Biografi Pahlawan Nasional – Sisingamaraja XII
PEJUANG SEJATI MENOLAK JADI SULTAN
Raja Si Singamangaraja XII, seorang pejuang sejati, yang anti penjajahan dan perbudakan. Pejuang yang tidak mau berkompromi dengan penjajah kendati kepadanya ditawarkan menjadi Sultan Batak. Ia memilih lebih baik mati daripada tunduk pada penjajah. Ia kesatria yang tidak mau mengkhianati bangsa sendiri demi kekuasaan. Ia berjuang sampai akhir hayat.
Raja Si Singamangaraja XII, seorang pejuang sejati, yang anti penjajahan dan perbudakan. Pejuang yang tidak mau berkompromi dengan penjajah kendati kepadanya ditawarkan menjadi Sultan Batak. Ia memilih lebih baik mati daripada tunduk pada penjajah. Ia kesatria yang tidak mau mengkhianati bangsa sendiri demi kekuasaan. Ia berjuang sampai akhir hayat.
Perjuangannya untuk memerdekakan
‘manusia bermata hitam’ dari penindasan penjajahan si mata putih
(sibontar mata), tidak terbatas pada orang Tapanuli (Batak) saja, tetapi
diartikan secara luas dalam rangka nasional.
Semua orang yang bermata hitam
dianggapnya saudara dan harus dibela dari penjajahan si mata putih
(sibontar mata). Dia merasa dekat dengan siapa saja yang tidak melakukan
penindasan, tanpa membedakan asal-usul. Maka ia pun mengangkat
panglimanya yang berasal dari Aceh.
Dengan dasar itulah, sehingga ketika
pertempuran melawan penjajah Belanda di Balige tahun 1883, Si
Singamangaraja XII berupaya mendekati serdadu Belanda yang antara lain
terdiri dari saudara-saudara sebangsa dari Jawa yang jelas juga bermata
hitam. Ia mencoba memberitahukan persaudaraan di antara mereka
dibandingkan dengan orang Belanda, yang ketika itu diidentikkan dengan
sekelompok etnis bermata putih yang suka melakukan penindasan.
Raja Si Singamangaraja XII yang lahir
pada tahun 1849 di Bakkara, Tapanuli, sebuah daerah di tepian Danau
Toba, ini diangkat menjadi raja pada tahun 1867 menggantikan ayahnya
Raja Si Singamangaraja XI yang meninggal dunia akibat penyakit kolera.
Sebagaimana leluhurnya, sejak Si Singamangaraja II, gelar Raja dan
kepemimpinan selalu diturunkan dari pendahulunya secara turun temurun.
Sebagaimana dengan Si Singamangaraja I
sampai XI, beliau juga merupakan seorang pemimpin yang sangat menentang
perbudakan yang memang masih lazim masa itu. Jika beliau pergi ke satu
desa (huta), beliau selalu meminta agar penduduk desa tersebut
memerdekakan orang yang sedang dipasung karena hutang atau kalah perang,
orang-orang yang ditawan yang hendak diperjualbelikan dan diperbudak.

Materi Terkumpul:
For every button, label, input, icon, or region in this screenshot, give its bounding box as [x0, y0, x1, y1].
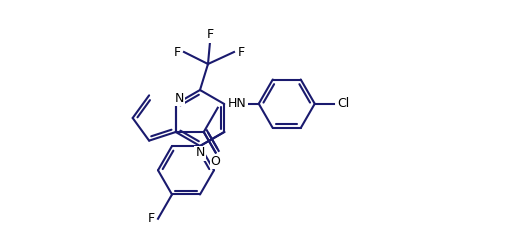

Rincian Latihan: Tolong kembalikan bagian teks tentang Si Singamangaraja XII, mulai dari "Dengan dasar itulah, sehingga" terus ke bawah sampai "akibat penyakit kolera.", disalin persis tanpa perubahan.

Jawaban:
Dengan dasar itulah, sehingga ketika
pertempuran melawan penjajah Belanda di Balige tahun 1883, Si
Singamangaraja XII berupaya mendekati serdadu Belanda yang antara lain
terdiri dari saudara-saudara sebangsa dari Jawa yang jelas juga bermata
hitam. Ia mencoba memberitahukan persaudaraan di antara mereka
dibandingkan dengan orang Belanda, yang ketika itu diidentikkan dengan
sekelompok etnis bermata putih yang suka melakukan penindasan.
Raja Si Singamangaraja XII yang lahir
pada tahun 1849 di Bakkara, Tapanuli, sebuah daerah di tepian Danau
Toba, ini diangkat menjadi raja pada tahun 1867 menggantikan ayahnya
Raja Si Singamangaraja XI yang meninggal dunia akibat penyakit kolera.